What you need to do: Extract every line that contains the string "отопления".

•••••

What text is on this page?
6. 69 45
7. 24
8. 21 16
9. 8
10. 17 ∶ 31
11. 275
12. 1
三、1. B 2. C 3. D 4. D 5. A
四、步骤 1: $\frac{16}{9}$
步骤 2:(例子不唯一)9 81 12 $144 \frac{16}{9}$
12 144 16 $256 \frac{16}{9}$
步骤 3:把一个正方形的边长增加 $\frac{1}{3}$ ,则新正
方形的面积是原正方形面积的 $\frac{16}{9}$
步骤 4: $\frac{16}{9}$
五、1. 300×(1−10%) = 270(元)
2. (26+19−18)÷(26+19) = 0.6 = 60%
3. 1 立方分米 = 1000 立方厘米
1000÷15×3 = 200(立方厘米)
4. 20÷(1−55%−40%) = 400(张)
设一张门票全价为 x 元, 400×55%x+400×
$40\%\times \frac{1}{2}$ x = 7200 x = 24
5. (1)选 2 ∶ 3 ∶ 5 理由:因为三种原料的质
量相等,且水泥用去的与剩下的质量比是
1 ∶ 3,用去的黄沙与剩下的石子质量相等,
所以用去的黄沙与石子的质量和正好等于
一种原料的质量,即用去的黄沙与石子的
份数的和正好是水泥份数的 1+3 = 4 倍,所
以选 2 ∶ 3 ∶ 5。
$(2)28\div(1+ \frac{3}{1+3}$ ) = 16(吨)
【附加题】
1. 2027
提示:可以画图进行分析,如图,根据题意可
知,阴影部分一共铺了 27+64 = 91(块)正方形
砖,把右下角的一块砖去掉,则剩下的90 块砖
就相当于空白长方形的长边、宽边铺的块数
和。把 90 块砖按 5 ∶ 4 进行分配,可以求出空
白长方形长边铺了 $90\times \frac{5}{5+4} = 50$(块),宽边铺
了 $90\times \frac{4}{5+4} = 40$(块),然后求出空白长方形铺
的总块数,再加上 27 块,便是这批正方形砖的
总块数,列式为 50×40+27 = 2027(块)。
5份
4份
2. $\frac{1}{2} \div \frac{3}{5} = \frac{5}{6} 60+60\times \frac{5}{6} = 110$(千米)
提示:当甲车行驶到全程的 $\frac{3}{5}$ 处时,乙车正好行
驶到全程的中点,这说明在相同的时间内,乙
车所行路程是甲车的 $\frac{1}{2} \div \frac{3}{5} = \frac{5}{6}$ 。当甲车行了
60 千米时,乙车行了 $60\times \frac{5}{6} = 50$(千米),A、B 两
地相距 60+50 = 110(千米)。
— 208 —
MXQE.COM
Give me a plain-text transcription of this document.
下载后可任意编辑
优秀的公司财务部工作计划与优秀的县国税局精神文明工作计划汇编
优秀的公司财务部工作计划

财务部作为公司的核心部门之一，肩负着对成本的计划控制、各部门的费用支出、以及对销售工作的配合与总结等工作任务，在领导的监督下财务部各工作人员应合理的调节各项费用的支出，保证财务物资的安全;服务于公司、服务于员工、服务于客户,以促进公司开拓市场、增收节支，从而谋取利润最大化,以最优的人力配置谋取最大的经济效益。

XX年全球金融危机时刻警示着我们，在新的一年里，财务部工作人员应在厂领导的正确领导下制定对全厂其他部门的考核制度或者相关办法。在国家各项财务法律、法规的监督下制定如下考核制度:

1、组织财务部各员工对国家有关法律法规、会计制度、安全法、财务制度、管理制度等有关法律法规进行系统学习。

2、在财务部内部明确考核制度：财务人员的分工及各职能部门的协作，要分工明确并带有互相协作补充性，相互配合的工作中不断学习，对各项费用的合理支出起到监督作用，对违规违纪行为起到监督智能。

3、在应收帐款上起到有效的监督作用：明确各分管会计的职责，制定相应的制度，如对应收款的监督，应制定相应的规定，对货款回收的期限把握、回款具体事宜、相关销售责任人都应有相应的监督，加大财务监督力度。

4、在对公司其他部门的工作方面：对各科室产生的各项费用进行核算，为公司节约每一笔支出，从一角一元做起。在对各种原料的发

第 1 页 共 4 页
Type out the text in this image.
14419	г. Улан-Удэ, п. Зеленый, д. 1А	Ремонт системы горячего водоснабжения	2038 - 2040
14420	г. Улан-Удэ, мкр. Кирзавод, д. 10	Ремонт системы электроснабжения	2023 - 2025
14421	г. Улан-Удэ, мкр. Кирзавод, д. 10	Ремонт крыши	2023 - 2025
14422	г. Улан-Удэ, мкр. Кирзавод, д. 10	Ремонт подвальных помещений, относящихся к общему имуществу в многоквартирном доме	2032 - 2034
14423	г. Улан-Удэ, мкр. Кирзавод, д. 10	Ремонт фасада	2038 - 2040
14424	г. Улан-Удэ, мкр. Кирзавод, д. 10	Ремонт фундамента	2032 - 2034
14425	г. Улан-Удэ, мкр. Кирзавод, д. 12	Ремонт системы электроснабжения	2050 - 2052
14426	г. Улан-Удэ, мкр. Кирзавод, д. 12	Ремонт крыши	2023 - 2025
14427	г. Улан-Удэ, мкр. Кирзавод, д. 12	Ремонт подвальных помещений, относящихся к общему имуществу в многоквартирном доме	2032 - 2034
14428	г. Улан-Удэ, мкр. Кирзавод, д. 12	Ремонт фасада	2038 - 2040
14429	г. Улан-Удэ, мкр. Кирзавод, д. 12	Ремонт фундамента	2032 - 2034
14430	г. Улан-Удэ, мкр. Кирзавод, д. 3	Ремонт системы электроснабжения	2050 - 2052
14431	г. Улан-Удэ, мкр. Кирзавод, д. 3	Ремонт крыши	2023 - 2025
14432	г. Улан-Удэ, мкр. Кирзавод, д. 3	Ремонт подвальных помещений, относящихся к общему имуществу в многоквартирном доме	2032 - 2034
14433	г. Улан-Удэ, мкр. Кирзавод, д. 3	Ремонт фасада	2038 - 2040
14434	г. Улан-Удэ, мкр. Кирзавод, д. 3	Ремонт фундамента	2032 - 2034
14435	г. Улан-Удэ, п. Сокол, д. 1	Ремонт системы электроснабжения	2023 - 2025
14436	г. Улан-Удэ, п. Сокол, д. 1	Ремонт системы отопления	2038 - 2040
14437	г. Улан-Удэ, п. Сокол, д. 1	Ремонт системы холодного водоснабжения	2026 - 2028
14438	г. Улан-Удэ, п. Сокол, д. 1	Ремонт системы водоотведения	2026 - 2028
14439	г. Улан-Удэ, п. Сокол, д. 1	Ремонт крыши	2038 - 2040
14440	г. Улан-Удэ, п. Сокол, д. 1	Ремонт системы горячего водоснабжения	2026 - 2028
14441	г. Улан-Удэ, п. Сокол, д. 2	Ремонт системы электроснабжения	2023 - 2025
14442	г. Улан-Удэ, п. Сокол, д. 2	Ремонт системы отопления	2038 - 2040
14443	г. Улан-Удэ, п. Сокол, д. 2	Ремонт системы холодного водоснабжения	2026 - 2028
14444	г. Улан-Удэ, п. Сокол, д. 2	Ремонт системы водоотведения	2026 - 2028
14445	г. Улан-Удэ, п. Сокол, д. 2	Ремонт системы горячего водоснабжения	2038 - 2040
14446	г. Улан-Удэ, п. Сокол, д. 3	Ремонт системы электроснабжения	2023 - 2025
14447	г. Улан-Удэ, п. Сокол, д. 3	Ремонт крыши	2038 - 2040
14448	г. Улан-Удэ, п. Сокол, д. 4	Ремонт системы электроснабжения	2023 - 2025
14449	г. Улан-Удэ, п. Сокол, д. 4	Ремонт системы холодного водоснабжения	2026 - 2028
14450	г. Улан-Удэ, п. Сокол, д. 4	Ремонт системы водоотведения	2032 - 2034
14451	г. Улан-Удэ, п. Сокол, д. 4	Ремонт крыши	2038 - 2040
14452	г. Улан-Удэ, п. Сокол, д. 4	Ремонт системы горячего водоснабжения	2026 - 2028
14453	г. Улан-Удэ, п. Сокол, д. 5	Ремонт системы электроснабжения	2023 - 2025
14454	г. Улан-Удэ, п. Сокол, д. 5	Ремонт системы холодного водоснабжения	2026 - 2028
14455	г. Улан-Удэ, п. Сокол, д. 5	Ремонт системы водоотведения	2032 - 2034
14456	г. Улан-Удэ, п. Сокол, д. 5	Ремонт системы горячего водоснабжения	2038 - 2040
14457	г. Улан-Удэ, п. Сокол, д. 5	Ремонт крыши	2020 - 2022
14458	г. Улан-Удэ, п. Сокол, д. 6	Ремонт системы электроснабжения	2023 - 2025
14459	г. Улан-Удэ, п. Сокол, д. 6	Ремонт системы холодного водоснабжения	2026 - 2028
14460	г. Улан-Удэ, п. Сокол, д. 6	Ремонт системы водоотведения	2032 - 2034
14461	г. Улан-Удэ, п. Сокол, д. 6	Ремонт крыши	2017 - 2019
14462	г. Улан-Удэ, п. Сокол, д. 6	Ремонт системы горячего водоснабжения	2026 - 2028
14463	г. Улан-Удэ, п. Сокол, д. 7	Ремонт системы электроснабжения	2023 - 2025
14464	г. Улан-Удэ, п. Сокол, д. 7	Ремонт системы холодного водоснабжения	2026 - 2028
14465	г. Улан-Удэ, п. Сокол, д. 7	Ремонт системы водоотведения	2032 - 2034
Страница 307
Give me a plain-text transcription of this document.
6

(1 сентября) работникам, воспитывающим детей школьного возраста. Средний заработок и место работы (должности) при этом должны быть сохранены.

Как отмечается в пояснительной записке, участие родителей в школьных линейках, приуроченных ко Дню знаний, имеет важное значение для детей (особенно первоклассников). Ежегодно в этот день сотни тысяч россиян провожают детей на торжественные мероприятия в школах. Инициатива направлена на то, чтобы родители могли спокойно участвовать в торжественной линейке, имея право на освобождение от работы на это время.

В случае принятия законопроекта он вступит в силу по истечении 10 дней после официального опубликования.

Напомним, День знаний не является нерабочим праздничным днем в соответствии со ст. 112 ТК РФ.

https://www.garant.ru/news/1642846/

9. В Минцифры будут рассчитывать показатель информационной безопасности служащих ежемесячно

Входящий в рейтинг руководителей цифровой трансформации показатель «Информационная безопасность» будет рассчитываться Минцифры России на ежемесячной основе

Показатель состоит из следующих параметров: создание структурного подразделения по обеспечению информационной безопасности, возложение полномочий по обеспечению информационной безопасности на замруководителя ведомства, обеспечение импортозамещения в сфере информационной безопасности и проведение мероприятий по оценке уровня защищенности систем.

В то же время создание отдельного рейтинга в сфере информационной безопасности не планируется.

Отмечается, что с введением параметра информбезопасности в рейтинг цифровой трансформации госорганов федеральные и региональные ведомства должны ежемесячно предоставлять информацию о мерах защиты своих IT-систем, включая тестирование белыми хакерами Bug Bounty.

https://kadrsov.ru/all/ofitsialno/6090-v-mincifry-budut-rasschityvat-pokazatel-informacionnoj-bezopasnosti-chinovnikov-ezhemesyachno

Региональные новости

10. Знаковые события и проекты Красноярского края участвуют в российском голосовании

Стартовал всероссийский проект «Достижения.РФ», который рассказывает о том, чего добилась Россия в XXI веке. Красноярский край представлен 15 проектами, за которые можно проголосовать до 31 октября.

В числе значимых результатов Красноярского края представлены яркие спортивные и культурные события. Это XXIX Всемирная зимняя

•••••

Task output:
14436	г. Улан-Удэ, п. Сокол, д. 1	Ремонт системы отопления	2038 - 2040
14442	г. Улан-Удэ, п. Сокол, д. 2	Ремонт системы отопления	2038 - 2040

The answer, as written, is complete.